REQUIREMENTS.
Rewrite all of the records below, changing every "candle-body" to "candle-rect" and leaving everything else the same.
[START OF DATASET]
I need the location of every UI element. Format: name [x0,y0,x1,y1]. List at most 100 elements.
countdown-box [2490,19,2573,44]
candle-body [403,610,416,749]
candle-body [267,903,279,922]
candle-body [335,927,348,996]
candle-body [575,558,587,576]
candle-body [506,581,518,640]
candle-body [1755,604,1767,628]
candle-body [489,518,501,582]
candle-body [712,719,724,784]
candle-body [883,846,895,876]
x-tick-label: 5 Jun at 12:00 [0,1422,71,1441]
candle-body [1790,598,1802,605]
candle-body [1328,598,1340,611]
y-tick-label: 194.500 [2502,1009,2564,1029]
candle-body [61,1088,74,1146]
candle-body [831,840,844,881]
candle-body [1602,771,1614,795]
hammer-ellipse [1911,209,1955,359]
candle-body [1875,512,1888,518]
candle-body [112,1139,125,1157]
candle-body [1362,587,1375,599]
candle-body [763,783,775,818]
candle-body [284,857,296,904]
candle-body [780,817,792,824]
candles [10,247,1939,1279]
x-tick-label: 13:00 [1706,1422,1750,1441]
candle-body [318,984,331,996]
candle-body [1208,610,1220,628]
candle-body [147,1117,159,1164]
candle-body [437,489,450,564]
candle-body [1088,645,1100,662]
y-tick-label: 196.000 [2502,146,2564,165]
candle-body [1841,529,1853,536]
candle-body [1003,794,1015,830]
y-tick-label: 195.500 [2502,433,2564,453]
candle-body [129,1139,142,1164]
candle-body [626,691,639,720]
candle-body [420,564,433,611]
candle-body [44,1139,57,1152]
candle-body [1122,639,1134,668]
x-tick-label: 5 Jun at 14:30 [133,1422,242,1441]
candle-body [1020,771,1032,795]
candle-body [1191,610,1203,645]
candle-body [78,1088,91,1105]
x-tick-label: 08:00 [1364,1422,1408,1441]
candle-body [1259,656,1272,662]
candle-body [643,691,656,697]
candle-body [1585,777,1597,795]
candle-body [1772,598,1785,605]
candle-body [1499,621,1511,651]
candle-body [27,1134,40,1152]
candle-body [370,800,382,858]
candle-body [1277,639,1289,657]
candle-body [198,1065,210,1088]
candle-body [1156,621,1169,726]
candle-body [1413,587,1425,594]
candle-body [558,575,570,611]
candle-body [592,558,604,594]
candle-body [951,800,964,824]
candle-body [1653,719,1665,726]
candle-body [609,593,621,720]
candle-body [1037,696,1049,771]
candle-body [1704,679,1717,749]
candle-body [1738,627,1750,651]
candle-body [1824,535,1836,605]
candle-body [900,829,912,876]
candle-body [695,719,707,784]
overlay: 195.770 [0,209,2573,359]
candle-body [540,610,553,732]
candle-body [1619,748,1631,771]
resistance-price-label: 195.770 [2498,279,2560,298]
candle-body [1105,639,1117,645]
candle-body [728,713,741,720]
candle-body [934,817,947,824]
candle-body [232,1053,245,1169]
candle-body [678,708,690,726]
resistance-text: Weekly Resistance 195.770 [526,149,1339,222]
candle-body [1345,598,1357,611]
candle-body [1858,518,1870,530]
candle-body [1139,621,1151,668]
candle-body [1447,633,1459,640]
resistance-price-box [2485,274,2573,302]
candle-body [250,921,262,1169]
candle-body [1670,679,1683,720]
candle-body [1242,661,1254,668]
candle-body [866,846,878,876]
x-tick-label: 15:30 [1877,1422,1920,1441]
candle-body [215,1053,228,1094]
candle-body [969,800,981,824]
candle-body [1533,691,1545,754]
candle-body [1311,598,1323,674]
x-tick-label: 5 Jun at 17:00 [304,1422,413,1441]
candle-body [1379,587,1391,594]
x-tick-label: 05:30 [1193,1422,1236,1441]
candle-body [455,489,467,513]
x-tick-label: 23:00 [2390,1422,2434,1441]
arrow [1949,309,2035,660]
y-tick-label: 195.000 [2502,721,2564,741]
[END OF DATASET]
TASK SOLUTION.
I need the location of every UI element. Format: name [x0,y0,x1,y1]. List at most 100 elements.
countdown-box [2490,19,2573,44]
candle-rect [403,610,416,749]
candle-rect [267,903,279,922]
candle-rect [335,927,348,996]
candle-rect [575,558,587,576]
candle-rect [506,581,518,640]
candle-rect [1755,604,1767,628]
candle-rect [489,518,501,582]
candle-rect [712,719,724,784]
candle-rect [883,846,895,876]
x-tick-label: 5 Jun at 12:00 [0,1422,71,1441]
candle-rect [1790,598,1802,605]
candle-rect [1328,598,1340,611]
y-tick-label: 194.500 [2502,1009,2564,1029]
candle-rect [61,1088,74,1146]
candle-rect [831,840,844,881]
candle-rect [1602,771,1614,795]
hammer-ellipse [1911,209,1955,359]
candle-rect [1875,512,1888,518]
candle-rect [112,1139,125,1157]
candle-rect [1362,587,1375,599]
candle-rect [763,783,775,818]
candle-rect [284,857,296,904]
candle-rect [780,817,792,824]
candles [10,247,1939,1279]
x-tick-label: 13:00 [1706,1422,1750,1441]
candle-rect [318,984,331,996]
candle-rect [1208,610,1220,628]
candle-rect [147,1117,159,1164]
candle-rect [437,489,450,564]
candle-rect [1088,645,1100,662]
y-tick-label: 196.000 [2502,146,2564,165]
candle-rect [1841,529,1853,536]
candle-rect [1003,794,1015,830]
y-tick-label: 195.500 [2502,433,2564,453]
candle-rect [129,1139,142,1164]
candle-rect [626,691,639,720]
candle-rect [420,564,433,611]
candle-rect [44,1139,57,1152]
candle-rect [1122,639,1134,668]
x-tick-label: 5 Jun at 14:30 [133,1422,242,1441]
candle-rect [1020,771,1032,795]
candle-rect [1191,610,1203,645]
candle-rect [78,1088,91,1105]
x-tick-label: 08:00 [1364,1422,1408,1441]
candle-rect [1259,656,1272,662]
candle-rect [643,691,656,697]
candle-rect [1585,777,1597,795]
candle-rect [1772,598,1785,605]
candle-rect [1499,621,1511,651]
candle-rect [27,1134,40,1152]
candle-rect [370,800,382,858]
candle-rect [1277,639,1289,657]
candle-rect [198,1065,210,1088]
candle-rect [1156,621,1169,726]
candle-rect [1413,587,1425,594]
candle-rect [558,575,570,611]
candle-rect [592,558,604,594]
candle-rect [951,800,964,824]
candle-rect [1653,719,1665,726]
candle-rect [609,593,621,720]
candle-rect [1037,696,1049,771]
candle-rect [1704,679,1717,749]
candle-rect [1738,627,1750,651]
candle-rect [1824,535,1836,605]
candle-rect [900,829,912,876]
candle-rect [695,719,707,784]
overlay: 195.770 [0,209,2573,359]
candle-rect [540,610,553,732]
candle-rect [1619,748,1631,771]
resistance-price-label: 195.770 [2498,279,2560,298]
candle-rect [1105,639,1117,645]
candle-rect [728,713,741,720]
candle-rect [934,817,947,824]
candle-rect [232,1053,245,1169]
candle-rect [678,708,690,726]
resistance-text: Weekly Resistance 195.770 [526,149,1339,222]
candle-rect [1345,598,1357,611]
candle-rect [1858,518,1870,530]
candle-rect [1139,621,1151,668]
candle-rect [1447,633,1459,640]
resistance-price-box [2485,274,2573,302]
candle-rect [250,921,262,1169]
candle-rect [1670,679,1683,720]
candle-rect [1242,661,1254,668]
candle-rect [866,846,878,876]
x-tick-label: 15:30 [1877,1422,1920,1441]
candle-rect [215,1053,228,1094]
candle-rect [969,800,981,824]
candle-rect [1533,691,1545,754]
candle-rect [1311,598,1323,674]
x-tick-label: 5 Jun at 17:00 [304,1422,413,1441]
candle-rect [1379,587,1391,594]
x-tick-label: 05:30 [1193,1422,1236,1441]
candle-rect [455,489,467,513]
x-tick-label: 23:00 [2390,1422,2434,1441]
arrow [1949,309,2035,660]
y-tick-label: 195.000 [2502,721,2564,741]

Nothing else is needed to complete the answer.